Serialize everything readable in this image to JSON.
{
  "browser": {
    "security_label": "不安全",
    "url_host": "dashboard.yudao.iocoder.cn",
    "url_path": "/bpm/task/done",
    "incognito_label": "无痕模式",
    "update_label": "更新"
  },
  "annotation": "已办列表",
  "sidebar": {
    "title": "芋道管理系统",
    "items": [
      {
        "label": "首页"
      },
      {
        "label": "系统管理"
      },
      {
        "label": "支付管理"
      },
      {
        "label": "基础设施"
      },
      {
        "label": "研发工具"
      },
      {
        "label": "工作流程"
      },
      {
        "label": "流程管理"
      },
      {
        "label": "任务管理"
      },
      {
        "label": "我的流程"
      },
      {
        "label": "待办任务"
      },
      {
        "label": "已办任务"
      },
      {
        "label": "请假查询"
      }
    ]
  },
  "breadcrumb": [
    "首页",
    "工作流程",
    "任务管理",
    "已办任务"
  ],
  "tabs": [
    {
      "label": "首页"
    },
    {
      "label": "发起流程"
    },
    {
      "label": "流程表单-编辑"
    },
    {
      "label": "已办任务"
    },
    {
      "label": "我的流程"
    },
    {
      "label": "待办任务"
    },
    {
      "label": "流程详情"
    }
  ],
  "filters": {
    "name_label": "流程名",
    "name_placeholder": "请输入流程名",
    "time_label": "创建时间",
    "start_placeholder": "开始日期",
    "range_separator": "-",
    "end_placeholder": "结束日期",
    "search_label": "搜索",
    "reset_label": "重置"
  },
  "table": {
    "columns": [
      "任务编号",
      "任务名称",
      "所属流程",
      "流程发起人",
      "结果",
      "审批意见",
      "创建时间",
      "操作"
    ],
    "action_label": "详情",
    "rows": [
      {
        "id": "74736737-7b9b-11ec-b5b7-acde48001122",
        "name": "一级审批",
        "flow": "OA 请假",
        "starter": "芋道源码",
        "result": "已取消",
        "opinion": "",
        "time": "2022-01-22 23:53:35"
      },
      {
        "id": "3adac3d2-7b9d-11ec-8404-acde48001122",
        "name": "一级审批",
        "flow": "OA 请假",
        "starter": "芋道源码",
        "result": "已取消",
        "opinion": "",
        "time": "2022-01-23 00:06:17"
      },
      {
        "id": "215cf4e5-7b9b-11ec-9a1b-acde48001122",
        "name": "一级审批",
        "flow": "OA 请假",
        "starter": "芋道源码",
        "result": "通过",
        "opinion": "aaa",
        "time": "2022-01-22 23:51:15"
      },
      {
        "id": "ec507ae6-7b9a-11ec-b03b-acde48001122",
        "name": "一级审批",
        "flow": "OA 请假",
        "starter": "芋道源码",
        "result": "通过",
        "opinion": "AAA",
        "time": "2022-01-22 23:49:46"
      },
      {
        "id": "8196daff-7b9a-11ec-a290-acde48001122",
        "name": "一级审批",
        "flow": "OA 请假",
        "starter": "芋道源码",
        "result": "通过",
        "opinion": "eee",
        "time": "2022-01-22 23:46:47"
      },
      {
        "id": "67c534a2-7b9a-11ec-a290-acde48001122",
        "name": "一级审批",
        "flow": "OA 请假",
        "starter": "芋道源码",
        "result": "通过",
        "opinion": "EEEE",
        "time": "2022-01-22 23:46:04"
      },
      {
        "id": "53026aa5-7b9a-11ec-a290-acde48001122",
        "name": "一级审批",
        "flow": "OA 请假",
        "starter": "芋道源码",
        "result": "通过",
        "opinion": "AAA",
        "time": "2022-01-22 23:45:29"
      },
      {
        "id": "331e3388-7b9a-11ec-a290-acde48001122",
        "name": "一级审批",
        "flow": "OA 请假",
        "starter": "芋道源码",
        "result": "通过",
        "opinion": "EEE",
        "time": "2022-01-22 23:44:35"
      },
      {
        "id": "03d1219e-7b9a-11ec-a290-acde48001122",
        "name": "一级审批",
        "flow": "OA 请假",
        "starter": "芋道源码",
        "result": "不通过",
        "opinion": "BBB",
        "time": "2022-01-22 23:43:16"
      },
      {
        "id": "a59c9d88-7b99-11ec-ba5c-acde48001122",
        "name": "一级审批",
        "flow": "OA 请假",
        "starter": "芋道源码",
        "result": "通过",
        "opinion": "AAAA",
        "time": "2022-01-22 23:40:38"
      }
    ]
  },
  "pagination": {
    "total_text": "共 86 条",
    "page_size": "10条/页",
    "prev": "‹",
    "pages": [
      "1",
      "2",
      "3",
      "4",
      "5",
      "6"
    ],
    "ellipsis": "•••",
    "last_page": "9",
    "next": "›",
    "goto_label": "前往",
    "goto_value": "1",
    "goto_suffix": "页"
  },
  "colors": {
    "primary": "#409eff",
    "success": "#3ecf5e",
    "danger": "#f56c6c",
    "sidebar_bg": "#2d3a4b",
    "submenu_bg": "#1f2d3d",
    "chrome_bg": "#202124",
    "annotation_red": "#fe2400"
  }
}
━━━━━━━━━━━━━━━━━━━━━━━━━━━━━━
• Task statement: Emit the records above again, exactly, with no line skipped.

• Reply:
Serialize everything readable in this image to JSON.
{
  "browser": {
    "security_label": "不安全",
    "url_host": "dashboard.yudao.iocoder.cn",
    "url_path": "/bpm/task/done",
    "incognito_label": "无痕模式",
    "update_label": "更新"
  },
  "annotation": "已办列表",
  "sidebar": {
    "title": "芋道管理系统",
    "items": [
      {
        "label": "首页"
      },
      {
        "label": "系统管理"
      },
      {
        "label": "支付管理"
      },
      {
        "label": "基础设施"
      },
      {
        "label": "研发工具"
      },
      {
        "label": "工作流程"
      },
      {
        "label": "流程管理"
      },
      {
        "label": "任务管理"
      },
      {
        "label": "我的流程"
      },
      {
        "label": "待办任务"
      },
      {
        "label": "已办任务"
      },
      {
        "label": "请假查询"
      }
    ]
  },
  "breadcrumb": [
    "首页",
    "工作流程",
    "任务管理",
    "已办任务"
  ],
  "tabs": [
    {
      "label": "首页"
    },
    {
      "label": "发起流程"
    },
    {
      "label": "流程表单-编辑"
    },
    {
      "label": "已办任务"
    },
    {
      "label": "我的流程"
    },
    {
      "label": "待办任务"
    },
    {
      "label": "流程详情"
    }
  ],
  "filters": {
    "name_label": "流程名",
    "name_placeholder": "请输入流程名",
    "time_label": "创建时间",
    "start_placeholder": "开始日期",
    "range_separator": "-",
    "end_placeholder": "结束日期",
    "search_label": "搜索",
    "reset_label": "重置"
  },
  "table": {
    "columns": [
      "任务编号",
      "任务名称",
      "所属流程",
      "流程发起人",
      "结果",
      "审批意见",
      "创建时间",
      "操作"
    ],
    "action_label": "详情",
    "rows": [
      {
        "id": "74736737-7b9b-11ec-b5b7-acde48001122",
        "name": "一级审批",
        "flow": "OA 请假",
        "starter": "芋道源码",
        "result": "已取消",
        "opinion": "",
        "time": "2022-01-22 23:53:35"
      },
      {
        "id": "3adac3d2-7b9d-11ec-8404-acde48001122",
        "name": "一级审批",
        "flow": "OA 请假",
        "starter": "芋道源码",
        "result": "已取消",
        "opinion": "",
        "time": "2022-01-23 00:06:17"
      },
      {
        "id": "215cf4e5-7b9b-11ec-9a1b-acde48001122",
        "name": "一级审批",
        "flow": "OA 请假",
        "starter": "芋道源码",
        "result": "通过",
        "opinion": "aaa",
        "time": "2022-01-22 23:51:15"
      },
      {
        "id": "ec507ae6-7b9a-11ec-b03b-acde48001122",
        "name": "一级审批",
        "flow": "OA 请假",
        "starter": "芋道源码",
        "result": "通过",
        "opinion": "AAA",
        "time": "2022-01-22 23:49:46"
      },
      {
        "id": "8196daff-7b9a-11ec-a290-acde48001122",
        "name": "一级审批",
        "flow": "OA 请假",
        "starter": "芋道源码",
        "result": "通过",
        "opinion": "eee",
        "time": "2022-01-22 23:46:47"
      },
      {
        "id": "67c534a2-7b9a-11ec-a290-acde48001122",
        "name": "一级审批",
        "flow": "OA 请假",
        "starter": "芋道源码",
        "result": "通过",
        "opinion": "EEEE",
        "time": "2022-01-22 23:46:04"
      },
      {
        "id": "53026aa5-7b9a-11ec-a290-acde48001122",
        "name": "一级审批",
        "flow": "OA 请假",
        "starter": "芋道源码",
        "result": "通过",
        "opinion": "AAA",
        "time": "2022-01-22 23:45:29"
      },
      {
        "id": "331e3388-7b9a-11ec-a290-acde48001122",
        "name": "一级审批",
        "flow": "OA 请假",
        "starter": "芋道源码",
        "result": "通过",
        "opinion": "EEE",
        "time": "2022-01-22 23:44:35"
      },
      {
        "id": "03d1219e-7b9a-11ec-a290-acde48001122",
        "name": "一级审批",
        "flow": "OA 请假",
        "starter": "芋道源码",
        "result": "不通过",
        "opinion": "BBB",
        "time": "2022-01-22 23:43:16"
      },
      {
        "id": "a59c9d88-7b99-11ec-ba5c-acde48001122",
        "name": "一级审批",
        "flow": "OA 请假",
        "starter": "芋道源码",
        "result": "通过",
        "opinion": "AAAA",
        "time": "2022-01-22 23:40:38"
      }
    ]
  },
  "pagination": {
    "total_text": "共 86 条",
    "page_size": "10条/页",
    "prev": "‹",
    "pages": [
      "1",
      "2",
      "3",
      "4",
      "5",
      "6"
    ],
    "ellipsis": "•••",
    "last_page": "9",
    "next": "›",
    "goto_label": "前往",
    "goto_value": "1",
    "goto_suffix": "页"
  },
  "colors": {
    "primary": "#409eff",
    "success": "#3ecf5e",
    "danger": "#f56c6c",
    "sidebar_bg": "#2d3a4b",
    "submenu_bg": "#1f2d3d",
    "chrome_bg": "#202124",
    "annotation_red": "#fe2400"
  }
}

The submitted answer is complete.